[Extracted records]
■ ■ ■

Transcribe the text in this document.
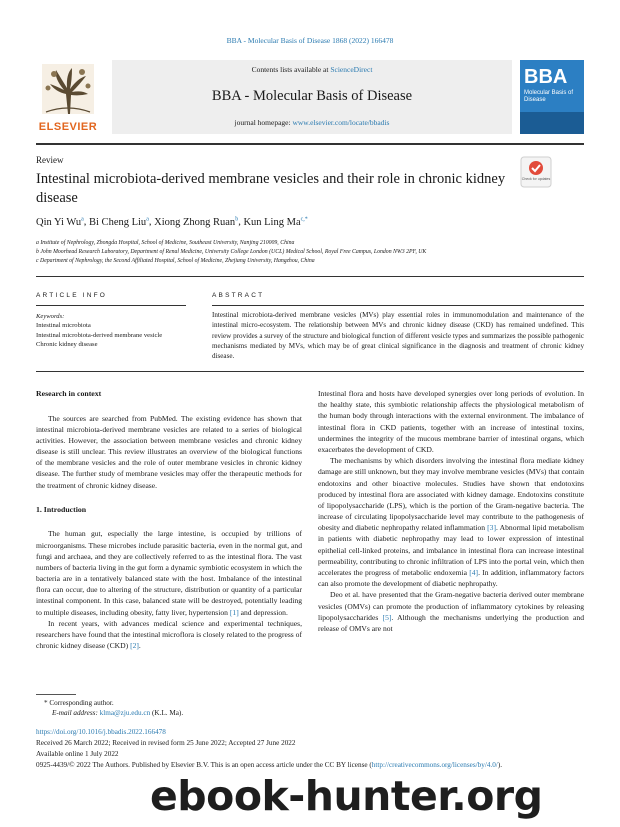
BBA - Molecular Basis of Disease 1868 (2022) 166478
ELSEVIER
Contents lists available at ScienceDirect
BBA - Molecular Basis of Disease
journal homepage: www.elsevier.com/locate/bbadis
BBA
Molecular Basis of Disease
Review
Intestinal microbiota-derived membrane vesicles and their role in chronic kidney disease
Check for updates
Qin Yi Wu$^a$, Bi Cheng Liu$^a$, Xiong Zhong Ruan$^b$, Kun Ling $Ma^{c,*}$
a Institute of Nephrology, Zhongda Hospital, School of Medicine, Southeast University, Nanjing 210009, China
b John Moorhead Research Laboratory, Department of Renal Medicine, University College London (UCL) Medical School, Royal Free Campus, London NW3 2PF, UK
c Department of Nephrology, the Second Affiliated Hospital, School of Medicine, Zhejiang University, Hangzhou, China
ARTICLE INFO
Keywords:
Intestinal microbiota
Intestinal microbiota-derived membrane vesicle
Chronic kidney disease
ABSTRACT
Intestinal microbiota-derived membrane vesicles (MVs) play essential roles in immunomodulation and maintenance of the intestinal micro-ecosystem. The relationship between MVs and chronic kidney disease (CKD) has remained undefined. This review provides a survey of the structure and biological function of different vesicle types and summarizes the possible pathogenic mechanisms mediated by MVs, which may be of great clinical significance in the diagnosis and treatment of chronic kidney disease.
Research in context

The sources are searched from PubMed. The existing evidence has shown that intestinal microbiota-derived membrane vesicles are related to a series of biological activities. However, the association between membrane vesicles and chronic kidney disease is still unclear. This review illustrates an overview of the biological functions of the membrane vesicles and the role of outer membrane vesicles in chronic kidney disease. The further study of membrane vesicles may offer the therapeutic methods for the treatment of chronic kidney disease.

1. Introduction

The human gut, especially the large intestine, is occupied by trillions of microorganisms. These microbes include parasitic bacteria, even in the normal gut, and fungi and archaea, and they are collectively referred to as the intestinal flora. The vast numbers of bacteria living in the gut form a dynamic symbiotic ecosystem in which the bacteria are in a tentatively balanced state with the host. Imbalance of the intestinal flora can occur, due to altering of the structure, distribution or quantity of a particular intestinal component. In this case, balanced state will be destroyed, potentially leading to multiple diseases, including obesity, fatty liver, hypertension [1] and depression.

In recent years, with advances medical science and experimental techniques, researchers have found that the intestinal microflora is closely related to the progress of chronic kidney disease (CKD) [2].

Intestinal flora and hosts have developed synergies over long periods of evolution. In the healthy state, this symbiotic relationship affects the physiological metabolism of the human body through interactions with the external environment. The imbalance of intestinal flora in CKD patients, together with an increase of intestinal toxins, undermines the integrity of the mucous membrane barrier of intestinal organs, which exacerbates the development of CKD.

The mechanisms by which disorders involving the intestinal flora mediate kidney damage are still unknown, but they may involve membrane vesicles (MVs) that contain endotoxins and other bioactive molecules. Studies have shown that endotoxins produced by intestinal flora are associated with kidney damage. Endotoxins constitute of lipopolysaccharide (LPS), which is the portion of the Gram-negative bacteria. The increase of circulating lipopolysaccharide level may contribute to the pathogenesis of obesity and diabetic nephropathy related inflammation [3]. Abnormal lipid metabolism in patients with diabetic nephropathy may lead to lower expression of intestinal epithelial cell-linked proteins, and imbalance in intestinal flora can increase intestinal permeability, contributing to chronic infiltration of LPS into the portal vein, which then accelerates the progress of metabolic endoxemia [4]. In addition, inflammatory factors can also promote the development of diabetic nephropathy.

Deo et al. have presented that the Gram-negative bacteria derived outer membrane vesicles (OMVs) can promote the production of inflammatory cytokines by releasing lipopolysaccharides [5]. Although the mechanisms underlying the production and release of OMVs are not

* Corresponding author.
E-mail address: klma@zju.edu.cn (K.L. Ma).
https://doi.org/10.1016/j.bbadis.2022.166478
Received 26 March 2022; Received in revised form 25 June 2022; Accepted 27 June 2022
Available online 1 July 2022
0925-4439/© 2022 The Authors. Published by Elsevier B.V. This is an open access article under the CC BY license (http://creativecommons.org/licenses/by/4.0/).
ebook-hunter.org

■ ■ ■

DESCRIPTION OF THE TASK: Copy out the entries exactly as they stand, omitting the images.

COMPLETED TASK:
Transcribe the text in this document.
BBA - Molecular Basis of Disease 1868 (2022) 166478
ELSEVIER
Contents lists available at ScienceDirect
BBA - Molecular Basis of Disease
journal homepage: www.elsevier.com/locate/bbadis
BBA
Molecular Basis of Disease
Review
Intestinal microbiota-derived membrane vesicles and their role in chronic kidney disease
Check for updates
Qin Yi Wu$^a$, Bi Cheng Liu$^a$, Xiong Zhong Ruan$^b$, Kun Ling $Ma^{c,*}$
a Institute of Nephrology, Zhongda Hospital, School of Medicine, Southeast University, Nanjing 210009, China
b John Moorhead Research Laboratory, Department of Renal Medicine, University College London (UCL) Medical School, Royal Free Campus, London NW3 2PF, UK
c Department of Nephrology, the Second Affiliated Hospital, School of Medicine, Zhejiang University, Hangzhou, China
ARTICLE INFO
Keywords:
Intestinal microbiota
Intestinal microbiota-derived membrane vesicle
Chronic kidney disease
ABSTRACT
Intestinal microbiota-derived membrane vesicles (MVs) play essential roles in immunomodulation and maintenance of the intestinal micro-ecosystem. The relationship between MVs and chronic kidney disease (CKD) has remained undefined. This review provides a survey of the structure and biological function of different vesicle types and summarizes the possible pathogenic mechanisms mediated by MVs, which may be of great clinical significance in the diagnosis and treatment of chronic kidney disease.
Research in context

The sources are searched from PubMed. The existing evidence has shown that intestinal microbiota-derived membrane vesicles are related to a series of biological activities. However, the association between membrane vesicles and chronic kidney disease is still unclear. This review illustrates an overview of the biological functions of the membrane vesicles and the role of outer membrane vesicles in chronic kidney disease. The further study of membrane vesicles may offer the therapeutic methods for the treatment of chronic kidney disease.

1. Introduction

The human gut, especially the large intestine, is occupied by trillions of microorganisms. These microbes include parasitic bacteria, even in the normal gut, and fungi and archaea, and they are collectively referred to as the intestinal flora. The vast numbers of bacteria living in the gut form a dynamic symbiotic ecosystem in which the bacteria are in a tentatively balanced state with the host. Imbalance of the intestinal flora can occur, due to altering of the structure, distribution or quantity of a particular intestinal component. In this case, balanced state will be destroyed, potentially leading to multiple diseases, including obesity, fatty liver, hypertension [1] and depression.

In recent years, with advances medical science and experimental techniques, researchers have found that the intestinal microflora is closely related to the progress of chronic kidney disease (CKD) [2].

Intestinal flora and hosts have developed synergies over long periods of evolution. In the healthy state, this symbiotic relationship affects the physiological metabolism of the human body through interactions with the external environment. The imbalance of intestinal flora in CKD patients, together with an increase of intestinal toxins, undermines the integrity of the mucous membrane barrier of intestinal organs, which exacerbates the development of CKD.

The mechanisms by which disorders involving the intestinal flora mediate kidney damage are still unknown, but they may involve membrane vesicles (MVs) that contain endotoxins and other bioactive molecules. Studies have shown that endotoxins produced by intestinal flora are associated with kidney damage. Endotoxins constitute of lipopolysaccharide (LPS), which is the portion of the Gram-negative bacteria. The increase of circulating lipopolysaccharide level may contribute to the pathogenesis of obesity and diabetic nephropathy related inflammation [3]. Abnormal lipid metabolism in patients with diabetic nephropathy may lead to lower expression of intestinal epithelial cell-linked proteins, and imbalance in intestinal flora can increase intestinal permeability, contributing to chronic infiltration of LPS into the portal vein, which then accelerates the progress of metabolic endoxemia [4]. In addition, inflammatory factors can also promote the development of diabetic nephropathy.

Deo et al. have presented that the Gram-negative bacteria derived outer membrane vesicles (OMVs) can promote the production of inflammatory cytokines by releasing lipopolysaccharides [5]. Although the mechanisms underlying the production and release of OMVs are not

* Corresponding author.
E-mail address: klma@zju.edu.cn (K.L. Ma).
https://doi.org/10.1016/j.bbadis.2022.166478
Received 26 March 2022; Received in revised form 25 June 2022; Accepted 27 June 2022
Available online 1 July 2022
0925-4439/© 2022 The Authors. Published by Elsevier B.V. This is an open access article under the CC BY license (http://creativecommons.org/licenses/by/4.0/).
ebook-hunter.org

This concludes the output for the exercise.